• _DATASET RECORDS_:
.....
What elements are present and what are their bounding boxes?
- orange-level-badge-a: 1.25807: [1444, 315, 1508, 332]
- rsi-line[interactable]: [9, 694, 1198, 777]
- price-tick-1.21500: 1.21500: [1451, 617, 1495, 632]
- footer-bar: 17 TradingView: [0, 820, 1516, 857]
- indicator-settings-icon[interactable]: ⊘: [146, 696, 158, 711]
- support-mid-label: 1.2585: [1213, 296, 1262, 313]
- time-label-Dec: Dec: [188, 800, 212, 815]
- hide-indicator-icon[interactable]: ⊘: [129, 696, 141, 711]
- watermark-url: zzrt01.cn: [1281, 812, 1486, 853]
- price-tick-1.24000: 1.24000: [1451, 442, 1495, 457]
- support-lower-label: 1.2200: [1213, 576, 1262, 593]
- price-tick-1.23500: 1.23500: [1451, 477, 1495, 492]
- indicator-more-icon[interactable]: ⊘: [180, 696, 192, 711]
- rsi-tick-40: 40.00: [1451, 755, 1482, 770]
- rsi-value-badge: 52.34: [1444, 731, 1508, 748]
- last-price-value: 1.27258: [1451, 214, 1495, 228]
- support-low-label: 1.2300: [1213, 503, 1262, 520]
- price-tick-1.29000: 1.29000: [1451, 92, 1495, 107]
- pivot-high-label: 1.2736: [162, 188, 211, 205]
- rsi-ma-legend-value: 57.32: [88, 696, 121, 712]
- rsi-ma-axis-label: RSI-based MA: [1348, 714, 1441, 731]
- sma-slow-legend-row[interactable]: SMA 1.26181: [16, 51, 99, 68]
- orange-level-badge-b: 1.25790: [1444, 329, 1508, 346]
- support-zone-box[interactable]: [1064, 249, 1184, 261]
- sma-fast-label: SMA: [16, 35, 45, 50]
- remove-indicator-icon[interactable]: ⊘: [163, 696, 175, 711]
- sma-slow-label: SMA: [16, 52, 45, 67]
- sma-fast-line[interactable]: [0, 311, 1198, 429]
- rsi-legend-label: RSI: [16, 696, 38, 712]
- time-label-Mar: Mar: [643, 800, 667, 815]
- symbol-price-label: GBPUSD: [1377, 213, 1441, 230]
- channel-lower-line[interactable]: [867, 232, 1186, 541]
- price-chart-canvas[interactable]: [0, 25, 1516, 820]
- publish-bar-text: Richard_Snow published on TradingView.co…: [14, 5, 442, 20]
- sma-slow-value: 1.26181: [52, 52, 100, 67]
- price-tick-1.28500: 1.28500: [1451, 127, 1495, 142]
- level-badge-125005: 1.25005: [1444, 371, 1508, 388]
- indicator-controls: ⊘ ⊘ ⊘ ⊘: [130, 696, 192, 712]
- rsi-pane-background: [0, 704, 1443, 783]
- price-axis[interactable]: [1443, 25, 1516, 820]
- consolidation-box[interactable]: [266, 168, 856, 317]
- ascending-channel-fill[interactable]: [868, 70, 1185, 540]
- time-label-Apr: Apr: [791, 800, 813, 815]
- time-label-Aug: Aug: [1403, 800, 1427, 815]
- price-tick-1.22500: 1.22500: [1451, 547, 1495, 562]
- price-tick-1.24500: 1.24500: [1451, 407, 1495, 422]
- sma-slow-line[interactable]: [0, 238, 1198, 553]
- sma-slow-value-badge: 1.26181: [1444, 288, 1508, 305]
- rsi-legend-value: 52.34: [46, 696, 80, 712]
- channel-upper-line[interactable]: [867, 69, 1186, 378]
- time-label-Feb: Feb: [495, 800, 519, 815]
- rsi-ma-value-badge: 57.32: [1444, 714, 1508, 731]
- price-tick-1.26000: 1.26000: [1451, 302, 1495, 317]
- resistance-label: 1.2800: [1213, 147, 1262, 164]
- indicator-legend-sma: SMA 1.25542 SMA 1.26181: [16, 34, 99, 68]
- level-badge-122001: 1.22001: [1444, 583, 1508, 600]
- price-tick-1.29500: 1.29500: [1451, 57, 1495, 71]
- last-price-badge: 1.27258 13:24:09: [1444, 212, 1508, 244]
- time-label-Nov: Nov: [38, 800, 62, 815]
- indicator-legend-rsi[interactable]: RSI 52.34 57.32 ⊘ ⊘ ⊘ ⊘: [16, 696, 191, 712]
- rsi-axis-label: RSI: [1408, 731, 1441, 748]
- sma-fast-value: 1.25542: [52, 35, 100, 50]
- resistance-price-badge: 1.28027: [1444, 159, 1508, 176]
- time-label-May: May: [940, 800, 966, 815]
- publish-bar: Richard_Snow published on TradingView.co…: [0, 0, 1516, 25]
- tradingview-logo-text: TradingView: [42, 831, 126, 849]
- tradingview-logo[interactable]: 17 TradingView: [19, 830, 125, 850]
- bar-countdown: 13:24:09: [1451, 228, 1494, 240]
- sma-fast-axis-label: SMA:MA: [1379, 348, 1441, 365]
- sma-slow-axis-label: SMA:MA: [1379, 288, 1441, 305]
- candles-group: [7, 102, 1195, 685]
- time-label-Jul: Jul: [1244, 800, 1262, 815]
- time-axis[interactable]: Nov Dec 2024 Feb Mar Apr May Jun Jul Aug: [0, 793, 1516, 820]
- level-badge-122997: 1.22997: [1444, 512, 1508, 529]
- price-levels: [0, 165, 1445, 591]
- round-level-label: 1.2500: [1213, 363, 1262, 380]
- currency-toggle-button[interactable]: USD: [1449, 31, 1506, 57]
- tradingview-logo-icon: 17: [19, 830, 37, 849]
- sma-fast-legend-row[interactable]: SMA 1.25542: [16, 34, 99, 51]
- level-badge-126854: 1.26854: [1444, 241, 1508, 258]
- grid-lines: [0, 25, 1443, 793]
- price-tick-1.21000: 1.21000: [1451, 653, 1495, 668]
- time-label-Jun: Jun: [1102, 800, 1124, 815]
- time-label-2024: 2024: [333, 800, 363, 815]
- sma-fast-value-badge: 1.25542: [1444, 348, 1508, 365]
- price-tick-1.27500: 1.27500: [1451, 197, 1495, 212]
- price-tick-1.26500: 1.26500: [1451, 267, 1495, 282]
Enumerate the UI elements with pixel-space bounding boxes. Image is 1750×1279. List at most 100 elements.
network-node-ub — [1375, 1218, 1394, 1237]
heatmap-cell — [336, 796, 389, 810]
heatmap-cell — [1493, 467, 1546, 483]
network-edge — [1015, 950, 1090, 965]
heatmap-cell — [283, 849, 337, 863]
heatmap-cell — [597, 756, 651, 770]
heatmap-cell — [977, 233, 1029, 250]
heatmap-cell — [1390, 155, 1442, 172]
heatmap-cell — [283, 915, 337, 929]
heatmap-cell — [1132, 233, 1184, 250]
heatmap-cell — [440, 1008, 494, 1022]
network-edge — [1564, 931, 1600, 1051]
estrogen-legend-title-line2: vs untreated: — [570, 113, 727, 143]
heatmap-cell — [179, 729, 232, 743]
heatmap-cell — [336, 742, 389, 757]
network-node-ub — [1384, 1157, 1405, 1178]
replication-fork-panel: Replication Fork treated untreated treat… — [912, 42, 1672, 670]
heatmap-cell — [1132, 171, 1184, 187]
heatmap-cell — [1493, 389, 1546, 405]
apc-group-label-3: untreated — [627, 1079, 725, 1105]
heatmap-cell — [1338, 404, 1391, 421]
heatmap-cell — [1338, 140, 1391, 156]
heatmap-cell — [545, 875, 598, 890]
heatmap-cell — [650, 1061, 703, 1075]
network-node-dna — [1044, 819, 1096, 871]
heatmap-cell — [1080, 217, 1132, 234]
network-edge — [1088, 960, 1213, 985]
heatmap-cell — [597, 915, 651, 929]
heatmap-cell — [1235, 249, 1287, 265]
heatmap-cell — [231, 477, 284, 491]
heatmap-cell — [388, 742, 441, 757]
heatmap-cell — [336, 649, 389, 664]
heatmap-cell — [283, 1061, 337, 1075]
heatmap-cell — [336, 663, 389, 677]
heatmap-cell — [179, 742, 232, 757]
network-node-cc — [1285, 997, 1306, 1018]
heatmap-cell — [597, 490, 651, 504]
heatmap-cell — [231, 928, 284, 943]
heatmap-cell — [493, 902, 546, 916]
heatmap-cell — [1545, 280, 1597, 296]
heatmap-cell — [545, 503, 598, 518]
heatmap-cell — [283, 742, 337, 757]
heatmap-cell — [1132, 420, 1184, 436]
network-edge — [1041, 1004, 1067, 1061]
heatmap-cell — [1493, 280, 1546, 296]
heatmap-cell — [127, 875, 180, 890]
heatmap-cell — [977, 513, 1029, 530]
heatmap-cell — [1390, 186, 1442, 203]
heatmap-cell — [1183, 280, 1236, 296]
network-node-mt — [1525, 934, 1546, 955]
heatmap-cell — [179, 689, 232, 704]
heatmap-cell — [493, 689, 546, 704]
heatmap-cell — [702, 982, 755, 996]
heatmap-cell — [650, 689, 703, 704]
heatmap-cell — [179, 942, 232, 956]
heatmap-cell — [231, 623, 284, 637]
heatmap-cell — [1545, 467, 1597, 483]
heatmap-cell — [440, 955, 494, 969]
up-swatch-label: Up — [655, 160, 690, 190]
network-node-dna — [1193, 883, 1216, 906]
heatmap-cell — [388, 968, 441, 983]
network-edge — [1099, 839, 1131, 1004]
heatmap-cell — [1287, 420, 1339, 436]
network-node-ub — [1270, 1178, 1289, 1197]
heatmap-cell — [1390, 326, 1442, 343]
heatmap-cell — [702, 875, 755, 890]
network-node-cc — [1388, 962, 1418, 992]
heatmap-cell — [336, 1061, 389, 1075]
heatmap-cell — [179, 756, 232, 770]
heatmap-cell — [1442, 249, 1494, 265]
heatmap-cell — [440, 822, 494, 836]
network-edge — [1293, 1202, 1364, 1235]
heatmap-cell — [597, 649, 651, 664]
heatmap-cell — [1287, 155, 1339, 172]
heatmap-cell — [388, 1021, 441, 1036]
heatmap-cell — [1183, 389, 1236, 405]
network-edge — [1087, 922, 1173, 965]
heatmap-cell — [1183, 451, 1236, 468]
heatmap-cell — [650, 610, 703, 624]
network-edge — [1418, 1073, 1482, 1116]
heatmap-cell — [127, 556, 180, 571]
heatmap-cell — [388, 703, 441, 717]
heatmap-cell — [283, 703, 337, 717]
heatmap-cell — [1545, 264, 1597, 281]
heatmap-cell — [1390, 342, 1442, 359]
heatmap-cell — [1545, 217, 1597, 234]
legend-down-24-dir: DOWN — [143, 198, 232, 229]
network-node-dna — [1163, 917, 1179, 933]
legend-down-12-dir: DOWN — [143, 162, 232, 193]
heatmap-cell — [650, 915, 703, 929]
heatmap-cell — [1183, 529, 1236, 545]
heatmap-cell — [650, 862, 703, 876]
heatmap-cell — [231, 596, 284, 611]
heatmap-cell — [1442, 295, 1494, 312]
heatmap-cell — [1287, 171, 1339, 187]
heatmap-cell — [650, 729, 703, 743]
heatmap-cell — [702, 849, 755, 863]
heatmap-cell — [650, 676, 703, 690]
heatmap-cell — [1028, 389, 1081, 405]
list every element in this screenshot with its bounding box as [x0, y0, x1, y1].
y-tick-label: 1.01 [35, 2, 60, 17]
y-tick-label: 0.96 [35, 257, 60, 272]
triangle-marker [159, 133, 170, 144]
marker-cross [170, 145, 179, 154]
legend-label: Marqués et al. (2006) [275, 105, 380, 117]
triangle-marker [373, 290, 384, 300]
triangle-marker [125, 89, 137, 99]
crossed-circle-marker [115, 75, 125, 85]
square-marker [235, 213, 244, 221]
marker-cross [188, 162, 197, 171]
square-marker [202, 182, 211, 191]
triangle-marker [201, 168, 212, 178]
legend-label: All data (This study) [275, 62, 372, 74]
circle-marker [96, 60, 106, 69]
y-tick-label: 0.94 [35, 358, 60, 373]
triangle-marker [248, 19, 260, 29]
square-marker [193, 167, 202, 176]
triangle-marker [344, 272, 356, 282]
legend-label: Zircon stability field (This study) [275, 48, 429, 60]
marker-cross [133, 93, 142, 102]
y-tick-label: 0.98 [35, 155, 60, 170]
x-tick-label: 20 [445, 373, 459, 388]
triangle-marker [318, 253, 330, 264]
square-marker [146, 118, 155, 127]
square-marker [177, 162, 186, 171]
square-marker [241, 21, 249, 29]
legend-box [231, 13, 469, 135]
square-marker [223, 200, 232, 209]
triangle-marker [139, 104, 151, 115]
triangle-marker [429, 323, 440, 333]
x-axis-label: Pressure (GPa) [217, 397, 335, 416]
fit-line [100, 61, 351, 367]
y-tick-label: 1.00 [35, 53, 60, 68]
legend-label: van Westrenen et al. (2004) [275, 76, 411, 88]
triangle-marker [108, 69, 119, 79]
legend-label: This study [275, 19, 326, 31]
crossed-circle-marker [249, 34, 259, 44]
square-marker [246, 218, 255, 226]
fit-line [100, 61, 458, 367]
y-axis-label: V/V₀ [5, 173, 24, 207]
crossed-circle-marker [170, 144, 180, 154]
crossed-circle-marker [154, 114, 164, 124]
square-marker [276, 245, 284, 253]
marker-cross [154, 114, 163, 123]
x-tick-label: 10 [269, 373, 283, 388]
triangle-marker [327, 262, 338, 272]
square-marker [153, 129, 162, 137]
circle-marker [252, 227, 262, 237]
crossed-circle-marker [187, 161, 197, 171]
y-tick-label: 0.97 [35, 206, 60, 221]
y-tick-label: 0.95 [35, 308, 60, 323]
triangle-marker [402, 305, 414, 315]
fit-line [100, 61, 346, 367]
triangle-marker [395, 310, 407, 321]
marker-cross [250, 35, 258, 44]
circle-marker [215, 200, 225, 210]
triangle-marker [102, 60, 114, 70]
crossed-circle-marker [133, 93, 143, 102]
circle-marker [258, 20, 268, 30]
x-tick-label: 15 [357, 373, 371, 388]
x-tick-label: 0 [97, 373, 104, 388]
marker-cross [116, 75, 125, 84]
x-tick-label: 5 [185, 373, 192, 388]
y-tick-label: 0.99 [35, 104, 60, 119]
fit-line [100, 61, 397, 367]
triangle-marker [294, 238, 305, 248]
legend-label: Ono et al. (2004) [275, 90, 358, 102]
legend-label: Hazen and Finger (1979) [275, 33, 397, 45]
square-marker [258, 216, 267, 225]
.....
Can you reproduce the listing from its first line through the line with "- time-label-Apr: Apr: [791, 800, 813, 815]", changing "GBPUSD" to "EURUSD" and leaving everything else the same?

• _OUTPUT BELOW_:
What elements are present and what are their bounding boxes?
- orange-level-badge-a: 1.25807: [1444, 315, 1508, 332]
- rsi-line[interactable]: [9, 694, 1198, 777]
- price-tick-1.21500: 1.21500: [1451, 617, 1495, 632]
- footer-bar: 17 TradingView: [0, 820, 1516, 857]
- indicator-settings-icon[interactable]: ⊘: [146, 696, 158, 711]
- support-mid-label: 1.2585: [1213, 296, 1262, 313]
- time-label-Dec: Dec: [188, 800, 212, 815]
- hide-indicator-icon[interactable]: ⊘: [129, 696, 141, 711]
- watermark-url: zzrt01.cn: [1281, 812, 1486, 853]
- price-tick-1.24000: 1.24000: [1451, 442, 1495, 457]
- support-lower-label: 1.2200: [1213, 576, 1262, 593]
- price-tick-1.23500: 1.23500: [1451, 477, 1495, 492]
- indicator-more-icon[interactable]: ⊘: [180, 696, 192, 711]
- rsi-tick-40: 40.00: [1451, 755, 1482, 770]
- rsi-value-badge: 52.34: [1444, 731, 1508, 748]
- last-price-value: 1.27258: [1451, 214, 1495, 228]
- support-low-label: 1.2300: [1213, 503, 1262, 520]
- price-tick-1.29000: 1.29000: [1451, 92, 1495, 107]
- pivot-high-label: 1.2736: [162, 188, 211, 205]
- rsi-ma-legend-value: 57.32: [88, 696, 121, 712]
- rsi-ma-axis-label: RSI-based MA: [1348, 714, 1441, 731]
- sma-slow-legend-row[interactable]: SMA 1.26181: [16, 51, 99, 68]
- orange-level-badge-b: 1.25790: [1444, 329, 1508, 346]
- support-zone-box[interactable]: [1064, 249, 1184, 261]
- sma-fast-label: SMA: [16, 35, 45, 50]
- remove-indicator-icon[interactable]: ⊘: [163, 696, 175, 711]
- sma-slow-label: SMA: [16, 52, 45, 67]
- sma-fast-line[interactable]: [0, 311, 1198, 429]
- rsi-legend-label: RSI: [16, 696, 38, 712]
- time-label-Mar: Mar: [643, 800, 667, 815]
- symbol-price-label: EURUSD: [1377, 213, 1441, 230]
- channel-lower-line[interactable]: [867, 232, 1186, 541]
- price-chart-canvas[interactable]: [0, 25, 1516, 820]
- publish-bar-text: Richard_Snow published on TradingView.co…: [14, 5, 442, 20]
- sma-slow-value: 1.26181: [52, 52, 100, 67]
- price-tick-1.28500: 1.28500: [1451, 127, 1495, 142]
- level-badge-125005: 1.25005: [1444, 371, 1508, 388]
- indicator-controls: ⊘ ⊘ ⊘ ⊘: [130, 696, 192, 712]
- rsi-pane-background: [0, 704, 1443, 783]
- price-axis[interactable]: [1443, 25, 1516, 820]
- consolidation-box[interactable]: [266, 168, 856, 317]
- ascending-channel-fill[interactable]: [868, 70, 1185, 540]
- time-label-Apr: Apr: [791, 800, 813, 815]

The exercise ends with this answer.